▶ **PROBLEM DETAILS**:
Write out each line word for word. Drop pictures.
******************************
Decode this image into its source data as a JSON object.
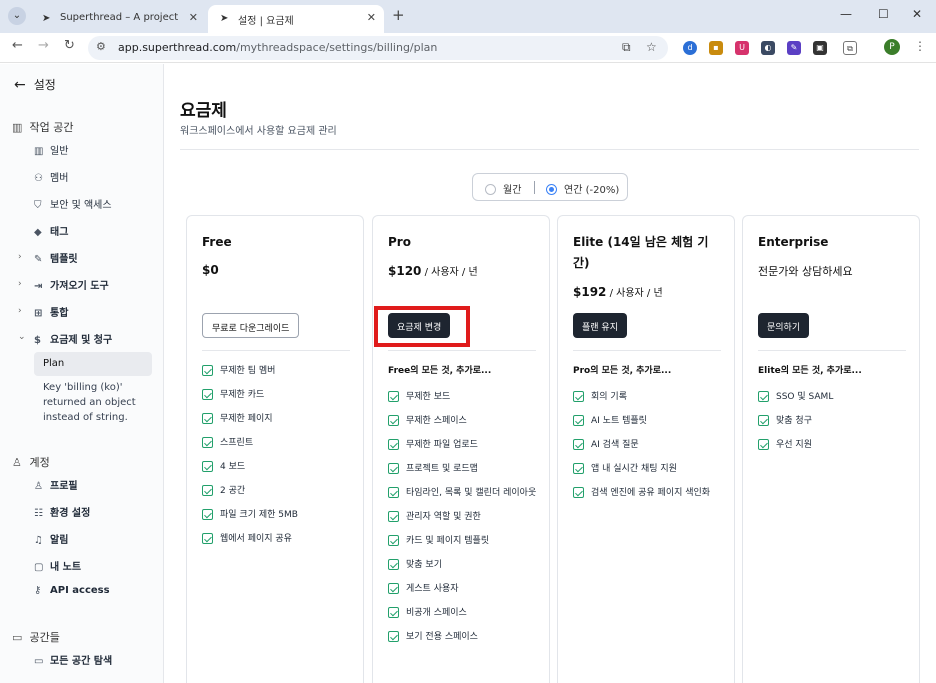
{
  "browser": {
    "tabs": [
      {
        "title": "Superthread – A project mana",
        "active": false
      },
      {
        "title": "설정 | 요금제",
        "active": true
      }
    ],
    "url_host": "app.superthread.com",
    "url_path": "/mythreadspace/settings/billing/plan",
    "profile_initial": "P"
  },
  "sidebar": {
    "back_label": "설정",
    "workspace_title": "작업 공간",
    "workspace_items": [
      {
        "label": "일반",
        "icon": "building-icon"
      },
      {
        "label": "멤버",
        "icon": "members-icon"
      },
      {
        "label": "보안 및 액세스",
        "icon": "shield-icon"
      },
      {
        "label": "태그",
        "icon": "tag-icon"
      },
      {
        "label": "템플릿",
        "icon": "template-icon"
      },
      {
        "label": "가져오기 도구",
        "icon": "import-icon"
      },
      {
        "label": "통합",
        "icon": "grid-icon"
      },
      {
        "label": "요금제 및 청구",
        "icon": "dollar-icon"
      }
    ],
    "plan_label": "Plan",
    "warning": "Key 'billing (ko)' returned an object instead of string.",
    "account_title": "계정",
    "account_items": [
      {
        "label": "프로필",
        "icon": "person-icon"
      },
      {
        "label": "환경 설정",
        "icon": "sliders-icon"
      },
      {
        "label": "알림",
        "icon": "bell-icon"
      },
      {
        "label": "내 노트",
        "icon": "note-icon"
      },
      {
        "label": "API access",
        "icon": "key-icon"
      }
    ],
    "spaces_title": "공간들",
    "spaces_items": [
      {
        "label": "모든 공간 탐색",
        "icon": "folder-icon"
      }
    ]
  },
  "main": {
    "title": "요금제",
    "subtitle": "워크스페이스에서 사용할 요금제 관리",
    "billing_toggle": {
      "monthly": "월간",
      "yearly": "연간 (-20%)",
      "selected": "yearly"
    },
    "plans": [
      {
        "name": "Free",
        "price": "$0",
        "unit": "",
        "button": "무료로 다운그레이드",
        "lead": "",
        "features": [
          "무제한 팀 멤버",
          "무제한 카드",
          "무제한 페이지",
          "스프린트",
          "4 보드",
          "2 공간",
          "파일 크기 제한 5MB",
          "웹에서 페이지 공유"
        ]
      },
      {
        "name": "Pro",
        "price": "$120",
        "unit": " / 사용자 / 년",
        "button": "요금제 변경",
        "lead": "Free의 모든 것, 추가로...",
        "features": [
          "무제한 보드",
          "무제한 스페이스",
          "무제한 파일 업로드",
          "프로젝트 및 로드맵",
          "타임라인, 목록 및 캘린더 레이아웃",
          "관리자 역할 및 권한",
          "카드 및 페이지 템플릿",
          "맞춤 보기",
          "게스트 사용자",
          "비공개 스페이스",
          "보기 전용 스페이스"
        ]
      },
      {
        "name": "Elite (14일 남은 체험 기간)",
        "price": "$192",
        "unit": " / 사용자 / 년",
        "button": "플랜 유지",
        "lead": "Pro의 모든 것, 추가로...",
        "features": [
          "회의 기록",
          "AI 노트 템플릿",
          "AI 검색 질문",
          "앱 내 실시간 채팅 지원",
          "검색 엔진에 공유 페이지 색인화"
        ]
      },
      {
        "name": "Enterprise",
        "price": "전문가와 상담하세요",
        "unit": "",
        "button": "문의하기",
        "lead": "Elite의 모든 것, 추가로...",
        "features": [
          "SSO 및 SAML",
          "맞춤 청구",
          "우선 지원"
        ]
      }
    ]
  },
  "colors": {
    "accent": "#3b82f6",
    "check": "#22a06b",
    "dark_button": "#1e2530",
    "highlight": "#e01b1b"
  }
}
******************************
▶ **SOLUTION FOR THIS EXERCISE**:
Decode this image into its source data as a JSON object.
{
  "browser": {
    "tabs": [
      {
        "title": "Superthread – A project mana",
        "active": false
      },
      {
        "title": "설정 | 요금제",
        "active": true
      }
    ],
    "url_host": "app.superthread.com",
    "url_path": "/mythreadspace/settings/billing/plan",
    "profile_initial": "P"
  },
  "sidebar": {
    "back_label": "설정",
    "workspace_title": "작업 공간",
    "workspace_items": [
      {
        "label": "일반",
        "icon": "building-icon"
      },
      {
        "label": "멤버",
        "icon": "members-icon"
      },
      {
        "label": "보안 및 액세스",
        "icon": "shield-icon"
      },
      {
        "label": "태그",
        "icon": "tag-icon"
      },
      {
        "label": "템플릿",
        "icon": "template-icon"
      },
      {
        "label": "가져오기 도구",
        "icon": "import-icon"
      },
      {
        "label": "통합",
        "icon": "grid-icon"
      },
      {
        "label": "요금제 및 청구",
        "icon": "dollar-icon"
      }
    ],
    "plan_label": "Plan",
    "warning": "Key 'billing (ko)' returned an object instead of string.",
    "account_title": "계정",
    "account_items": [
      {
        "label": "프로필",
        "icon": "person-icon"
      },
      {
        "label": "환경 설정",
        "icon": "sliders-icon"
      },
      {
        "label": "알림",
        "icon": "bell-icon"
      },
      {
        "label": "내 노트",
        "icon": "note-icon"
      },
      {
        "label": "API access",
        "icon": "key-icon"
      }
    ],
    "spaces_title": "공간들",
    "spaces_items": [
      {
        "label": "모든 공간 탐색",
        "icon": "folder-icon"
      }
    ]
  },
  "main": {
    "title": "요금제",
    "subtitle": "워크스페이스에서 사용할 요금제 관리",
    "billing_toggle": {
      "monthly": "월간",
      "yearly": "연간 (-20%)",
      "selected": "yearly"
    },
    "plans": [
      {
        "name": "Free",
        "price": "$0",
        "unit": "",
        "button": "무료로 다운그레이드",
        "lead": "",
        "features": [
          "무제한 팀 멤버",
          "무제한 카드",
          "무제한 페이지",
          "스프린트",
          "4 보드",
          "2 공간",
          "파일 크기 제한 5MB",
          "웹에서 페이지 공유"
        ]
      },
      {
        "name": "Pro",
        "price": "$120",
        "unit": " / 사용자 / 년",
        "button": "요금제 변경",
        "lead": "Free의 모든 것, 추가로...",
        "features": [
          "무제한 보드",
          "무제한 스페이스",
          "무제한 파일 업로드",
          "프로젝트 및 로드맵",
          "타임라인, 목록 및 캘린더 레이아웃",
          "관리자 역할 및 권한",
          "카드 및 페이지 템플릿",
          "맞춤 보기",
          "게스트 사용자",
          "비공개 스페이스",
          "보기 전용 스페이스"
        ]
      },
      {
        "name": "Elite (14일 남은 체험 기간)",
        "price": "$192",
        "unit": " / 사용자 / 년",
        "button": "플랜 유지",
        "lead": "Pro의 모든 것, 추가로...",
        "features": [
          "회의 기록",
          "AI 노트 템플릿",
          "AI 검색 질문",
          "앱 내 실시간 채팅 지원",
          "검색 엔진에 공유 페이지 색인화"
        ]
      },
      {
        "name": "Enterprise",
        "price": "전문가와 상담하세요",
        "unit": "",
        "button": "문의하기",
        "lead": "Elite의 모든 것, 추가로...",
        "features": [
          "SSO 및 SAML",
          "맞춤 청구",
          "우선 지원"
        ]
      }
    ]
  },
  "colors": {
    "accent": "#3b82f6",
    "check": "#22a06b",
    "dark_button": "#1e2530",
    "highlight": "#e01b1b"
  }
}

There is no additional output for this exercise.